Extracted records
[START]
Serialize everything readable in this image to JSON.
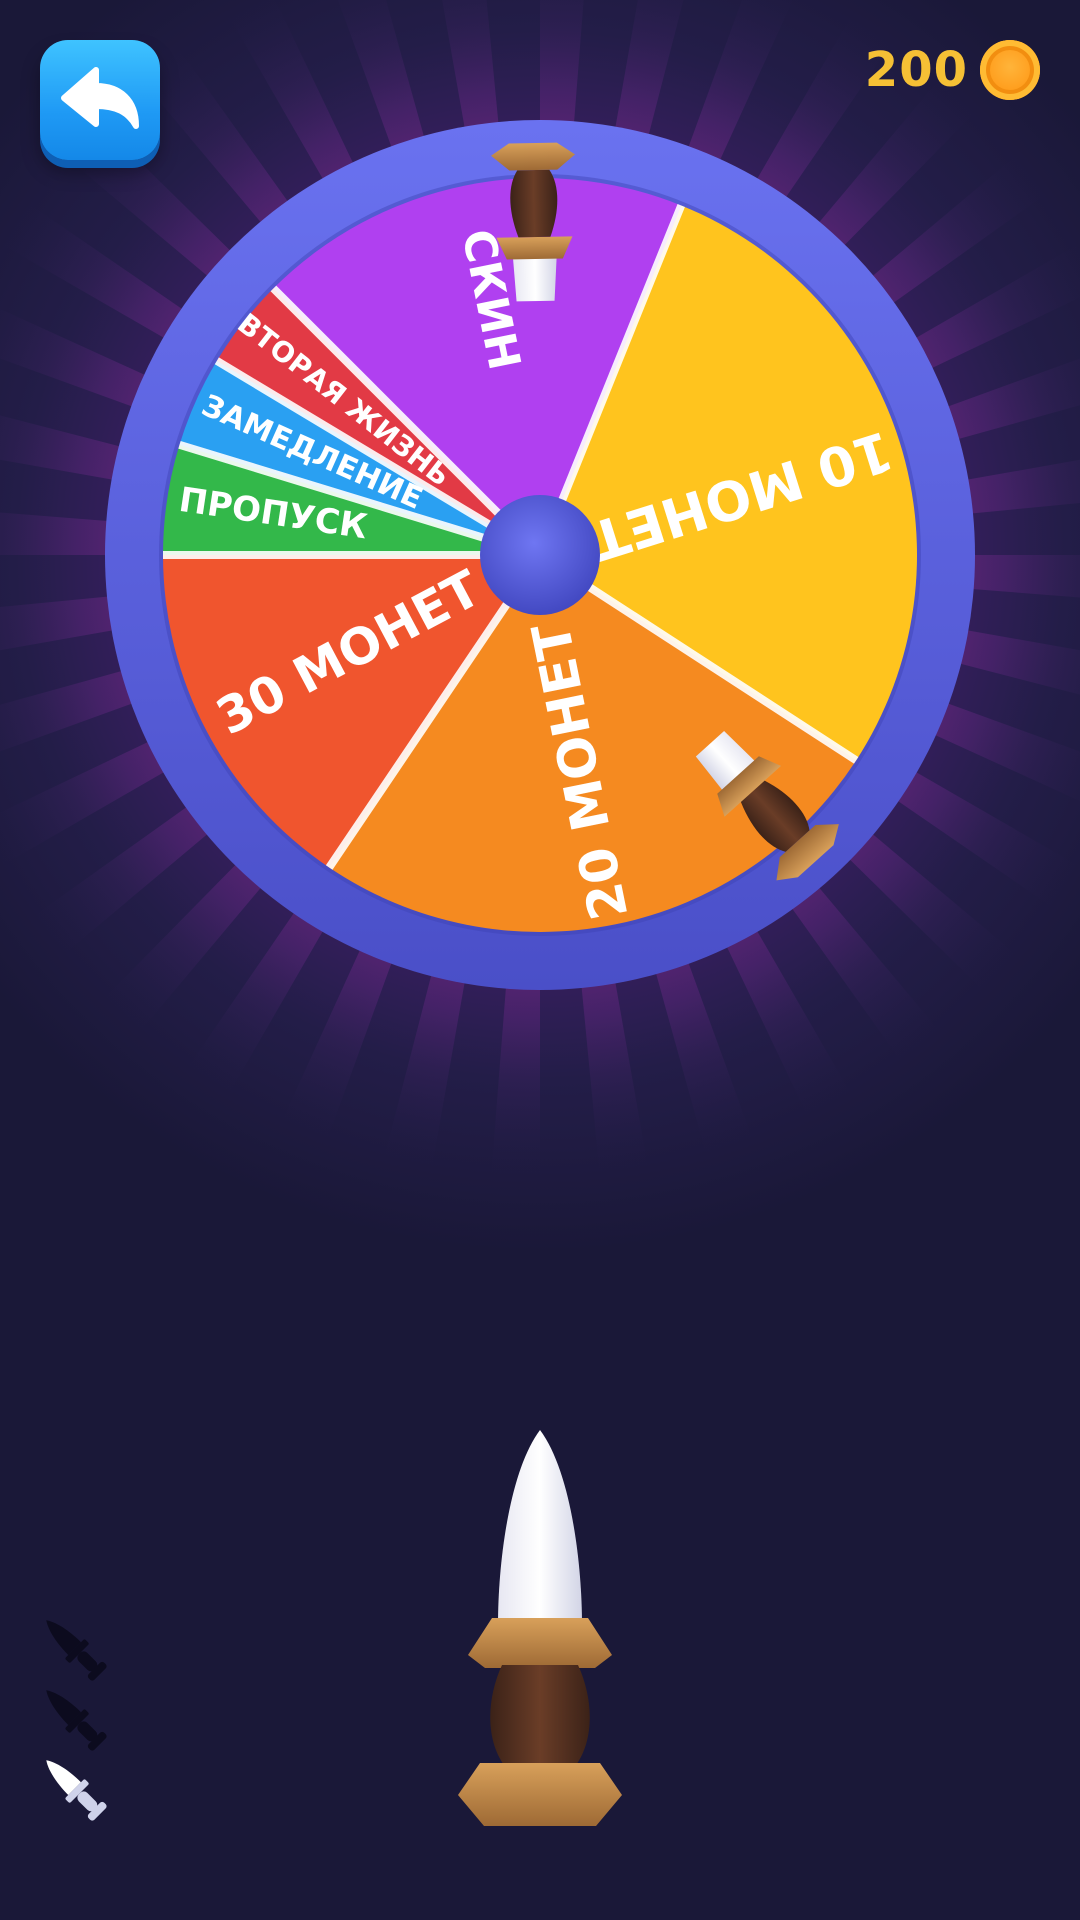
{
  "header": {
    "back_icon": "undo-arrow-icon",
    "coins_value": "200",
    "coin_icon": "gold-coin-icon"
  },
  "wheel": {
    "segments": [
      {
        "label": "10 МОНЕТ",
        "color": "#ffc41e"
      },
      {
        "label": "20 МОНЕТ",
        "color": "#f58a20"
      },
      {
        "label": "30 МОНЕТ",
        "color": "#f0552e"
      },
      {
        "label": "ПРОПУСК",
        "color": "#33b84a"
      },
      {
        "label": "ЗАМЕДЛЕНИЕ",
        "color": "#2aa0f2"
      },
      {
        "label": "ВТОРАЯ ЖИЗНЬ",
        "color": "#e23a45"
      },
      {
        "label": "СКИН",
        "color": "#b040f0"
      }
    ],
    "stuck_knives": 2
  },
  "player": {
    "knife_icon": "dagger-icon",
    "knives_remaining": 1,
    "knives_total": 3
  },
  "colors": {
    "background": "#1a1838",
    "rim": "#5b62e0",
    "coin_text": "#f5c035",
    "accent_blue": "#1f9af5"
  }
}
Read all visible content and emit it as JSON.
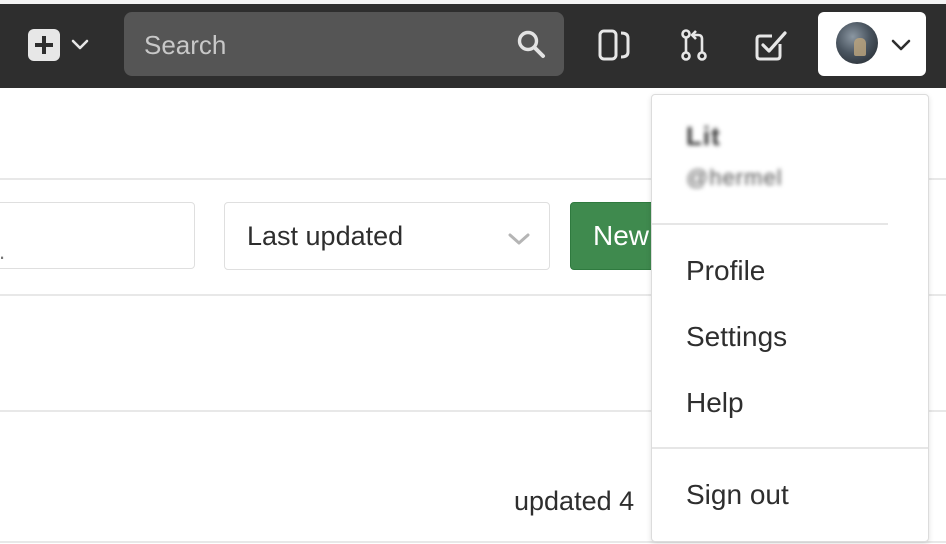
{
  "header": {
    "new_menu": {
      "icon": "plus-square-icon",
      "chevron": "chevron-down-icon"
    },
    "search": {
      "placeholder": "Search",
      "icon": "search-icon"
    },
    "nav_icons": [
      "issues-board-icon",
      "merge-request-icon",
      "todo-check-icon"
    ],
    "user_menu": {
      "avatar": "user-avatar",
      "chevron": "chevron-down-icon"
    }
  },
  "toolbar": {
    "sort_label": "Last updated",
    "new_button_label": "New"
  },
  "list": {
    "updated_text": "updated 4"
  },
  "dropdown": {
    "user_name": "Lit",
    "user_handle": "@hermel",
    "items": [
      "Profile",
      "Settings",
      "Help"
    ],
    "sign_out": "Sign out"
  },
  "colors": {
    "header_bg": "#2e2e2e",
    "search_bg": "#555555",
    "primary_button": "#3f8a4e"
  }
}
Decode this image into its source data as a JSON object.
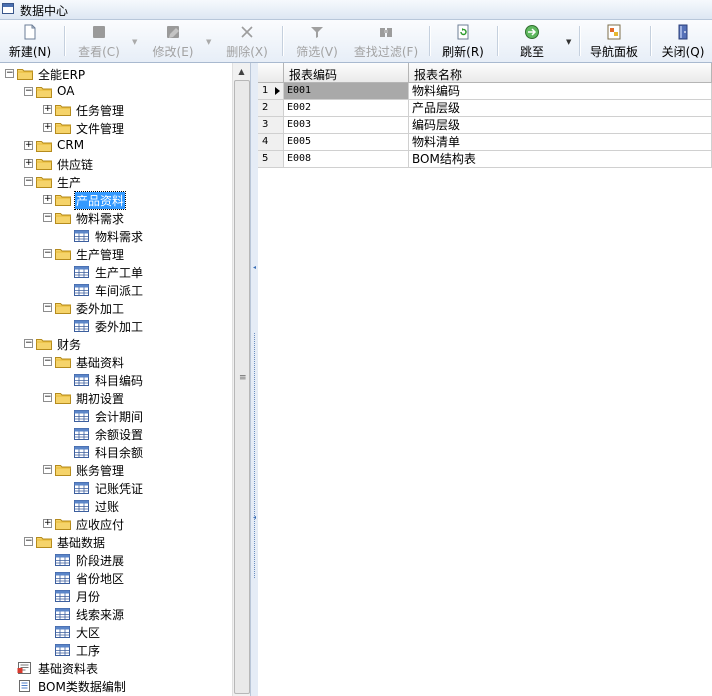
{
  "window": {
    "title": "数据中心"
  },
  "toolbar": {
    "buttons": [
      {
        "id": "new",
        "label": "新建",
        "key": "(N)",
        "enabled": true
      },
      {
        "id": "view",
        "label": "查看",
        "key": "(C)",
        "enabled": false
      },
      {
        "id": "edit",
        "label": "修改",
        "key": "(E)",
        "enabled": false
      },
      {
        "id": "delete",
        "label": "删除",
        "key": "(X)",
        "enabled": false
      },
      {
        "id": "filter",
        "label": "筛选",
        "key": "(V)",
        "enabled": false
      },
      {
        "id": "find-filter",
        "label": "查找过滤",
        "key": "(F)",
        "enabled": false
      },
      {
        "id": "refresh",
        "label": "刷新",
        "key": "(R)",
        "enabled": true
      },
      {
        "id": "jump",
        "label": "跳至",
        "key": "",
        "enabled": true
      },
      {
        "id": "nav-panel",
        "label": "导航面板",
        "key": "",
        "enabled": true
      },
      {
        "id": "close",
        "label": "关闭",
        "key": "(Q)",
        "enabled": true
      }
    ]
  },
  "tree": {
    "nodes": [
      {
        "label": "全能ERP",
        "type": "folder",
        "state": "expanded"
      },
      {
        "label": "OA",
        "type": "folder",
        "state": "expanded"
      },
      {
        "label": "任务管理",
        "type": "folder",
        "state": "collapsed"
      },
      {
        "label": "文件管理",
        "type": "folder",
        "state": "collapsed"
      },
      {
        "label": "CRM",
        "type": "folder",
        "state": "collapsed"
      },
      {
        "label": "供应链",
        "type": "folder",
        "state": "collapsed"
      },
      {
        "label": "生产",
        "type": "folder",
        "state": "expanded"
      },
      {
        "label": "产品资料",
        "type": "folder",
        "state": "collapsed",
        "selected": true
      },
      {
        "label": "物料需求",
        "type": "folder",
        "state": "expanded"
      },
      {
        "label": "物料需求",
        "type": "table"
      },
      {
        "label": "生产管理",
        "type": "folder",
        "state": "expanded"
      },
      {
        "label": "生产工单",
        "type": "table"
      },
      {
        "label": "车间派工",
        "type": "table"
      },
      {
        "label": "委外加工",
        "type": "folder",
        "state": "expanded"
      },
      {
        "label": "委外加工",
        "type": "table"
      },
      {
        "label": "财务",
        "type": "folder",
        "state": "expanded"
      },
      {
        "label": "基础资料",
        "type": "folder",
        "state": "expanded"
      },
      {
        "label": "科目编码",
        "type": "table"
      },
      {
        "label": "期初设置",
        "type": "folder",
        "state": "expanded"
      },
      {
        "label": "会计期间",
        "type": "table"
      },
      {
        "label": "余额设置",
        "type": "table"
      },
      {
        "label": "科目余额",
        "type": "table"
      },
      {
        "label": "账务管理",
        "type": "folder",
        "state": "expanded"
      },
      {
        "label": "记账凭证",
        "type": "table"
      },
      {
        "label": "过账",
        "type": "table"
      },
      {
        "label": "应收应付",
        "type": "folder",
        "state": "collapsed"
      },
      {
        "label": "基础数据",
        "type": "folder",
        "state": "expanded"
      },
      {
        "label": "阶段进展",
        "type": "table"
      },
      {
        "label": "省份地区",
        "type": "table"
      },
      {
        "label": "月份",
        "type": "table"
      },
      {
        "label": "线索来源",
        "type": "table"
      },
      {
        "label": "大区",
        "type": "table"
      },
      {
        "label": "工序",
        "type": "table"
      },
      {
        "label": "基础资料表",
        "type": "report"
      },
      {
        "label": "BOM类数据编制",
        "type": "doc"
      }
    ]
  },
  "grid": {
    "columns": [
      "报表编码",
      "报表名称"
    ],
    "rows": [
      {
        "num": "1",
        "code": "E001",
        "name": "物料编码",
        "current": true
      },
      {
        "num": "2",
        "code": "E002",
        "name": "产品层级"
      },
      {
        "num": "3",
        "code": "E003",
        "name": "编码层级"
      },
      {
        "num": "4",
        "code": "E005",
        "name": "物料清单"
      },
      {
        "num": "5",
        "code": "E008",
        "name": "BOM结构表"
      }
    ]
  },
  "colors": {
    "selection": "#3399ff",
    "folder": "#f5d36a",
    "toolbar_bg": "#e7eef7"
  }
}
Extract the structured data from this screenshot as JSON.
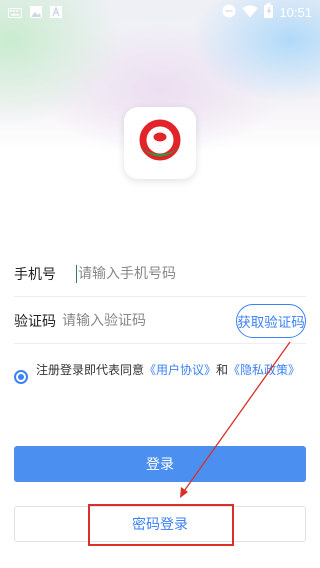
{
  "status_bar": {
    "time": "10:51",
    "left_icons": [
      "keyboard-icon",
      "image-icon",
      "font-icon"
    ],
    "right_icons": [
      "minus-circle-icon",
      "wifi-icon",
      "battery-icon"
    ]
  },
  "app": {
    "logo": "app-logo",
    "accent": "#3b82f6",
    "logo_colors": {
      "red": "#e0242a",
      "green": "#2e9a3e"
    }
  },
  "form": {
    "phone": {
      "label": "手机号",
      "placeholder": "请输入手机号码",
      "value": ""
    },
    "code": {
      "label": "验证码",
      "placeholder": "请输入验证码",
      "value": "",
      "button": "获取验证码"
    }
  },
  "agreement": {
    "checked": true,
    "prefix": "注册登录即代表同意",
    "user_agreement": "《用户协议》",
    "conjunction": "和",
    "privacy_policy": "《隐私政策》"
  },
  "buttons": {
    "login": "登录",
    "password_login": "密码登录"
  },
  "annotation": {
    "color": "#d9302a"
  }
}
[END]
[EXERCISE OBJECTIVE]: Make a verbatim copy of all the entries and strip out the pictures.

[OUTPUT BELOW]:
Serialize everything readable in this image to JSON.
{
  "header": {
    "back_icon": "undo-arrow-icon",
    "coins_value": "200",
    "coin_icon": "gold-coin-icon"
  },
  "wheel": {
    "segments": [
      {
        "label": "10 МОНЕТ",
        "color": "#ffc41e"
      },
      {
        "label": "20 МОНЕТ",
        "color": "#f58a20"
      },
      {
        "label": "30 МОНЕТ",
        "color": "#f0552e"
      },
      {
        "label": "ПРОПУСК",
        "color": "#33b84a"
      },
      {
        "label": "ЗАМЕДЛЕНИЕ",
        "color": "#2aa0f2"
      },
      {
        "label": "ВТОРАЯ ЖИЗНЬ",
        "color": "#e23a45"
      },
      {
        "label": "СКИН",
        "color": "#b040f0"
      }
    ],
    "stuck_knives": 2
  },
  "player": {
    "knife_icon": "dagger-icon",
    "knives_remaining": 1,
    "knives_total": 3
  },
  "colors": {
    "background": "#1a1838",
    "rim": "#5b62e0",
    "coin_text": "#f5c035",
    "accent_blue": "#1f9af5"
  }
}
Read all visible content and emit it as JSON.
{
  "header": {
    "new_menu": {
      "icon": "plus-square-icon",
      "chevron": "chevron-down-icon"
    },
    "search": {
      "placeholder": "Search",
      "icon": "search-icon"
    },
    "nav_icons": [
      "issues-board-icon",
      "merge-request-icon",
      "todo-check-icon"
    ],
    "user_menu": {
      "avatar": "user-avatar",
      "chevron": "chevron-down-icon"
    }
  },
  "toolbar": {
    "sort_label": "Last updated",
    "new_button_label": "New"
  },
  "list": {
    "updated_text": "updated 4"
  },
  "dropdown": {
    "user_name": "Lit",
    "user_handle": "@hermel",
    "items": [
      "Profile",
      "Settings",
      "Help"
    ],
    "sign_out": "Sign out"
  },
  "colors": {
    "header_bg": "#2e2e2e",
    "search_bg": "#555555",
    "primary_button": "#3f8a4e"
  }
}
Decode this image into its source data as a JSON object.
{
  "window": {
    "title": "数据中心"
  },
  "toolbar": {
    "buttons": [
      {
        "id": "new",
        "label": "新建",
        "key": "(N)",
        "enabled": true
      },
      {
        "id": "view",
        "label": "查看",
        "key": "(C)",
        "enabled": false
      },
      {
        "id": "edit",
        "label": "修改",
        "key": "(E)",
        "enabled": false
      },
      {
        "id": "delete",
        "label": "删除",
        "key": "(X)",
        "enabled": false
      },
      {
        "id": "filter",
        "label": "筛选",
        "key": "(V)",
        "enabled": false
      },
      {
        "id": "find-filter",
        "label": "查找过滤",
        "key": "(F)",
        "enabled": false
      },
      {
        "id": "refresh",
        "label": "刷新",
        "key": "(R)",
        "enabled": true
      },
      {
        "id": "jump",
        "label": "跳至",
        "key": "",
        "enabled": true
      },
      {
        "id": "nav-panel",
        "label": "导航面板",
        "key": "",
        "enabled": true
      },
      {
        "id": "close",
        "label": "关闭",
        "key": "(Q)",
        "enabled": true
      }
    ]
  },
  "tree": {
    "nodes": [
      {
        "label": "全能ERP",
        "type": "folder",
        "state": "expanded"
      },
      {
        "label": "OA",
        "type": "folder",
        "state": "expanded"
      },
      {
        "label": "任务管理",
        "type": "folder",
        "state": "collapsed"
      },
      {
        "label": "文件管理",
        "type": "folder",
        "state": "collapsed"
      },
      {
        "label": "CRM",
        "type": "folder",
        "state": "collapsed"
      },
      {
        "label": "供应链",
        "type": "folder",
        "state": "collapsed"
      },
      {
        "label": "生产",
        "type": "folder",
        "state": "expanded"
      },
      {
        "label": "产品资料",
        "type": "folder",
        "state": "collapsed",
        "selected": true
      },
      {
        "label": "物料需求",
        "type": "folder",
        "state": "expanded"
      },
      {
        "label": "物料需求",
        "type": "table"
      },
      {
        "label": "生产管理",
        "type": "folder",
        "state": "expanded"
      },
      {
        "label": "生产工单",
        "type": "table"
      },
      {
        "label": "车间派工",
        "type": "table"
      },
      {
        "label": "委外加工",
        "type": "folder",
        "state": "expanded"
      },
      {
        "label": "委外加工",
        "type": "table"
      },
      {
        "label": "财务",
        "type": "folder",
        "state": "expanded"
      },
      {
        "label": "基础资料",
        "type": "folder",
        "state": "expanded"
      },
      {
        "label": "科目编码",
        "type": "table"
      },
      {
        "label": "期初设置",
        "type": "folder",
        "state": "expanded"
      },
      {
        "label": "会计期间",
        "type": "table"
      },
      {
        "label": "余额设置",
        "type": "table"
      },
      {
        "label": "科目余额",
        "type": "table"
      },
      {
        "label": "账务管理",
        "type": "folder",
        "state": "expanded"
      },
      {
        "label": "记账凭证",
        "type": "table"
      },
      {
        "label": "过账",
        "type": "table"
      },
      {
        "label": "应收应付",
        "type": "folder",
        "state": "collapsed"
      },
      {
        "label": "基础数据",
        "type": "folder",
        "state": "expanded"
      },
      {
        "label": "阶段进展",
        "type": "table"
      },
      {
        "label": "省份地区",
        "type": "table"
      },
      {
        "label": "月份",
        "type": "table"
      },
      {
        "label": "线索来源",
        "type": "table"
      },
      {
        "label": "大区",
        "type": "table"
      },
      {
        "label": "工序",
        "type": "table"
      },
      {
        "label": "基础资料表",
        "type": "report"
      },
      {
        "label": "BOM类数据编制",
        "type": "doc"
      }
    ]
  },
  "grid": {
    "columns": [
      "报表编码",
      "报表名称"
    ],
    "rows": [
      {
        "num": "1",
        "code": "E001",
        "name": "物料编码",
        "current": true
      },
      {
        "num": "2",
        "code": "E002",
        "name": "产品层级"
      },
      {
        "num": "3",
        "code": "E003",
        "name": "编码层级"
      },
      {
        "num": "4",
        "code": "E005",
        "name": "物料清单"
      },
      {
        "num": "5",
        "code": "E008",
        "name": "BOM结构表"
      }
    ]
  },
  "colors": {
    "selection": "#3399ff",
    "folder": "#f5d36a",
    "toolbar_bg": "#e7eef7"
  }
}
Extract the structured data from this screenshot as JSON.
{
  "status_bar": {
    "time": "10:51",
    "left_icons": [
      "keyboard-icon",
      "image-icon",
      "font-icon"
    ],
    "right_icons": [
      "minus-circle-icon",
      "wifi-icon",
      "battery-icon"
    ]
  },
  "app": {
    "logo": "app-logo",
    "accent": "#3b82f6",
    "logo_colors": {
      "red": "#e0242a",
      "green": "#2e9a3e"
    }
  },
  "form": {
    "phone": {
      "label": "手机号",
      "placeholder": "请输入手机号码",
      "value": ""
    },
    "code": {
      "label": "验证码",
      "placeholder": "请输入验证码",
      "value": "",
      "button": "获取验证码"
    }
  },
  "agreement": {
    "checked": true,
    "prefix": "注册登录即代表同意",
    "user_agreement": "《用户协议》",
    "conjunction": "和",
    "privacy_policy": "《隐私政策》"
  },
  "buttons": {
    "login": "登录",
    "password_login": "密码登录"
  },
  "annotation": {
    "color": "#d9302a"
  }
}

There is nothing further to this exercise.